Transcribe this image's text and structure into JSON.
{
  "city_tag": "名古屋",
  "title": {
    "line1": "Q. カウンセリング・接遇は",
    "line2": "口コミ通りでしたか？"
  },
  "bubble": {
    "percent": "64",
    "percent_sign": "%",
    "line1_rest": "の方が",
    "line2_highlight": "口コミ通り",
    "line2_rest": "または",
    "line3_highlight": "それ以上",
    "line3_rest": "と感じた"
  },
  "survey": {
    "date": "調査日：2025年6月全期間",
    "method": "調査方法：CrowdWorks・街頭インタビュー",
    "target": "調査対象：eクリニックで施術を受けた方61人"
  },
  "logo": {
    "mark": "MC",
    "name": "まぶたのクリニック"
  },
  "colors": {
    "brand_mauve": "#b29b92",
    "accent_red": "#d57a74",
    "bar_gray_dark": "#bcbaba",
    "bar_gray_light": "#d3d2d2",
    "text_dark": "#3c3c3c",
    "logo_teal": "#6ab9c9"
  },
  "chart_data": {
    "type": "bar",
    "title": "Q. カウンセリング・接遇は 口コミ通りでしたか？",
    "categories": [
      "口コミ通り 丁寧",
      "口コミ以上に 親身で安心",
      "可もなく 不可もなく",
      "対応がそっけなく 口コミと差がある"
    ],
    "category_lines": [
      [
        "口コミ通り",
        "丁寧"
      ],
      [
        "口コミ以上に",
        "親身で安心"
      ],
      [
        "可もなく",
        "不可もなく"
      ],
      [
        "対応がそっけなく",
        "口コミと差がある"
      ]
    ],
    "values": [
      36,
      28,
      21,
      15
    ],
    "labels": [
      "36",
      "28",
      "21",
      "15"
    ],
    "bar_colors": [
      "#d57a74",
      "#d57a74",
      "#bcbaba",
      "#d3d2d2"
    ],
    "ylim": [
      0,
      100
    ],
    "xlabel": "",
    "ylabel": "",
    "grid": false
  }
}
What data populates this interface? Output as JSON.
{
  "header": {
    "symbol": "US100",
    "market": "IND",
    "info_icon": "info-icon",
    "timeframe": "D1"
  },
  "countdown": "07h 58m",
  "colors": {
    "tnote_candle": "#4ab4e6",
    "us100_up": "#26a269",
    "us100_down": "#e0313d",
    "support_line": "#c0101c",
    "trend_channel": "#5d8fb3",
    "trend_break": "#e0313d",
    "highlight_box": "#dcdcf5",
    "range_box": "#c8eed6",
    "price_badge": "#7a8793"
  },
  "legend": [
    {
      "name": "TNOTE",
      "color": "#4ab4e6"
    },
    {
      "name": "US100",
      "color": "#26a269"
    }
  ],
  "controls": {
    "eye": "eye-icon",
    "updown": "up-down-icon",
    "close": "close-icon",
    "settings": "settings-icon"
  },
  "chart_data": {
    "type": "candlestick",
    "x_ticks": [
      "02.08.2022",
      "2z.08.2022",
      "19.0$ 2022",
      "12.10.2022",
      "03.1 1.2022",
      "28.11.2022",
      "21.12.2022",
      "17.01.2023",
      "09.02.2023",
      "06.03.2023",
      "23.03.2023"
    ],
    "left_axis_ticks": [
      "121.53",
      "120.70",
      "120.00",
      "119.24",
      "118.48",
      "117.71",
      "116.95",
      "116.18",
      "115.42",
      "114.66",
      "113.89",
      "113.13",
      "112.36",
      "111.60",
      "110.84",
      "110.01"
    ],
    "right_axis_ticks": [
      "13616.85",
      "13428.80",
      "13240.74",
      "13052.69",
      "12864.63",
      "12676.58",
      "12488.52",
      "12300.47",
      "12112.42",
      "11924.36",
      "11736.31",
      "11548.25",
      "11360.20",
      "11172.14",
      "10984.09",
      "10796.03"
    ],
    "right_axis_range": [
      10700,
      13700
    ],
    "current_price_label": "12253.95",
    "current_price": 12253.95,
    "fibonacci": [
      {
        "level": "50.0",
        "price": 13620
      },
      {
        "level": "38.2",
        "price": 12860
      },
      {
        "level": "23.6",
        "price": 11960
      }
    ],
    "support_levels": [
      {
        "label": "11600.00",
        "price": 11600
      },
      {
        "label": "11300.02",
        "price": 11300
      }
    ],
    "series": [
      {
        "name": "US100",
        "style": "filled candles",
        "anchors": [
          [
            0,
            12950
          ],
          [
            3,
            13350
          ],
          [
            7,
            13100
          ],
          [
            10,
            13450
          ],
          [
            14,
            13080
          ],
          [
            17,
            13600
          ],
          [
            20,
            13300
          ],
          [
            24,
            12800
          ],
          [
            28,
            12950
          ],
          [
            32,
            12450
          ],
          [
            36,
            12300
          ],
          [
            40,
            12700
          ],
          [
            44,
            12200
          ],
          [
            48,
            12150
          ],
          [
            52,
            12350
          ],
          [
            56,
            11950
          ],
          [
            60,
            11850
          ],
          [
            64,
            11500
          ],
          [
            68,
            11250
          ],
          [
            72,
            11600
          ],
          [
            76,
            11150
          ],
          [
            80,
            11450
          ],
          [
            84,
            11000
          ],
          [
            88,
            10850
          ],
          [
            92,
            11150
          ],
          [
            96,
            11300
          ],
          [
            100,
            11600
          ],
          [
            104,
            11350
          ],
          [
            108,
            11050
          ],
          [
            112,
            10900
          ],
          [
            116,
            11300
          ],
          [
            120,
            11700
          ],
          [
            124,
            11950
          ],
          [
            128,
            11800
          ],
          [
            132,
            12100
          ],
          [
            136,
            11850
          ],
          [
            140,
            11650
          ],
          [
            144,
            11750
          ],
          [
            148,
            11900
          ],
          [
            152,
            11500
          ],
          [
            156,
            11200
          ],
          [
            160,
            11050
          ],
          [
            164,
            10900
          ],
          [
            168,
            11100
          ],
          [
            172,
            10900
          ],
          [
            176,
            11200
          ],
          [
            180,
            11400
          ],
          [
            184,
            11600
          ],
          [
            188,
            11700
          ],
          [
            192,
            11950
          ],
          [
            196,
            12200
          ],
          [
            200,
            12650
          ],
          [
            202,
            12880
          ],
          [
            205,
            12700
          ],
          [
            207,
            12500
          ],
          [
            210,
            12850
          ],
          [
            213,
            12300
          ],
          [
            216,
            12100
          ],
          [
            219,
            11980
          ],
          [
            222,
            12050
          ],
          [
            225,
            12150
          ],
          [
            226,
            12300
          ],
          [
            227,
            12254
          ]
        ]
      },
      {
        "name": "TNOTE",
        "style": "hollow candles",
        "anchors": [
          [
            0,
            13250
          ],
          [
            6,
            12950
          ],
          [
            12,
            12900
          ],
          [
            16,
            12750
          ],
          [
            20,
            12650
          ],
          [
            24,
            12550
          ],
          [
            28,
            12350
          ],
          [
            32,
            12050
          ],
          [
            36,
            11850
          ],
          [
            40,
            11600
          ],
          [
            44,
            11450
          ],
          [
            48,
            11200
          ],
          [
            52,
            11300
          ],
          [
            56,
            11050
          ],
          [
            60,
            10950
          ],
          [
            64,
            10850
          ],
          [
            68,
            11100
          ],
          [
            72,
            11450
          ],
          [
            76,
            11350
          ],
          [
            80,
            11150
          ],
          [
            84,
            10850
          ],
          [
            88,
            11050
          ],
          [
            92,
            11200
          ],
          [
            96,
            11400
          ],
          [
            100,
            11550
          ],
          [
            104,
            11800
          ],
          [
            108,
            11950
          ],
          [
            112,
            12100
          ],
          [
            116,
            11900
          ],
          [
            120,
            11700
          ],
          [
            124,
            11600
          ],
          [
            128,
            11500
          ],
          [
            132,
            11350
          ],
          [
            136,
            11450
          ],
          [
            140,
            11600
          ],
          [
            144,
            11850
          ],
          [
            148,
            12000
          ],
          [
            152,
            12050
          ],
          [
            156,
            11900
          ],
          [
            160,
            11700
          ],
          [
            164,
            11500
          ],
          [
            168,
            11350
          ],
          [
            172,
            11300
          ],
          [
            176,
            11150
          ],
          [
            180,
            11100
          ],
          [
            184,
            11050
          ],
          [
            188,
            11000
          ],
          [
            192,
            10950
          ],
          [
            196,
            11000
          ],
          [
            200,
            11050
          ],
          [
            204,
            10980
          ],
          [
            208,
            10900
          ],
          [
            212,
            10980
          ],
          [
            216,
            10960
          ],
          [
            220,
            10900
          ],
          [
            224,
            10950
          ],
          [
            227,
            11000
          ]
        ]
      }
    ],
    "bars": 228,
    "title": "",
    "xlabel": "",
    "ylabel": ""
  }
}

++++++++++++++++++++

How many lines in the records above contain the word "title"? Reply with the number alone.

• Solution to the exercise: 3